**DATASET EXCERPTS**.
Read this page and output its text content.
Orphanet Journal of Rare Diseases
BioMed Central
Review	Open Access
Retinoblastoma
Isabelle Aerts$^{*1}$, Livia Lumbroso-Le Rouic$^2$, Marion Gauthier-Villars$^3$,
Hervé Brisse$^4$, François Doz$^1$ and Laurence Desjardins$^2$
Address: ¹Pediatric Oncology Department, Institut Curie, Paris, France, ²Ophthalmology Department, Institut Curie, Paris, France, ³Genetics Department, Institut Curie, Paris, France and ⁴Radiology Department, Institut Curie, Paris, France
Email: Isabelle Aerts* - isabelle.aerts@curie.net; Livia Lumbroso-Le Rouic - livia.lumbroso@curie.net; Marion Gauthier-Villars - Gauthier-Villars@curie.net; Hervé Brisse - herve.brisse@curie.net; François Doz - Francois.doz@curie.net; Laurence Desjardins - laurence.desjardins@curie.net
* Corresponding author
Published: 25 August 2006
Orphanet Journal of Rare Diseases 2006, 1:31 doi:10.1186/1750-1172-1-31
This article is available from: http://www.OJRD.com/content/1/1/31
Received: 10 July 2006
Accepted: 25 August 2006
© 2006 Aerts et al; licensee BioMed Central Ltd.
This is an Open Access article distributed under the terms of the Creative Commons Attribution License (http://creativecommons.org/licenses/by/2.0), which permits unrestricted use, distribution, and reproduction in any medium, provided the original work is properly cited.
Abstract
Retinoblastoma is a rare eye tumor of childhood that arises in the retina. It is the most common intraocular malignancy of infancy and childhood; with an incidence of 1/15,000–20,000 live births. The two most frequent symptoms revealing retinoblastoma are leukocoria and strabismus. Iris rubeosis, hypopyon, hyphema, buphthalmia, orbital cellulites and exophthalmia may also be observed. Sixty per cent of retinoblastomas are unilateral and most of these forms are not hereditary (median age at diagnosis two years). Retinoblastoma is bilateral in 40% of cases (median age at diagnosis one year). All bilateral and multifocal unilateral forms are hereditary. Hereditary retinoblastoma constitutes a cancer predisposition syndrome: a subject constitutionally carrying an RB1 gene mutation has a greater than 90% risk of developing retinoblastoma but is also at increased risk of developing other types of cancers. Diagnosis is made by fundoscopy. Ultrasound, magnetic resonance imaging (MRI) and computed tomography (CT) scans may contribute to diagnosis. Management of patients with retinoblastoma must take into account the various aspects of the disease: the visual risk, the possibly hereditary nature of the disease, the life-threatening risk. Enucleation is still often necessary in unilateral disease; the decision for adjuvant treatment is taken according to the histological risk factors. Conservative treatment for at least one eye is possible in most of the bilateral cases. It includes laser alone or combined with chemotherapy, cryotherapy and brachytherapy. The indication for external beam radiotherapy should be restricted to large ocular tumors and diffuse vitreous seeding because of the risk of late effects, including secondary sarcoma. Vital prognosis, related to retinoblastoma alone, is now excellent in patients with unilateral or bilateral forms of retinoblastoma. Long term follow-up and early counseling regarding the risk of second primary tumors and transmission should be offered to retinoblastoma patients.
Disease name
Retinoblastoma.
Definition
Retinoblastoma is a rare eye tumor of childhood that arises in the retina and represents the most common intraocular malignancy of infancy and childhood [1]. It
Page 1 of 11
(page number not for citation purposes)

**EXERCISE PROMPT**. Ascertain the number of lines in the entries that include the word "article", and report only that number.

**RESPONSE**. 2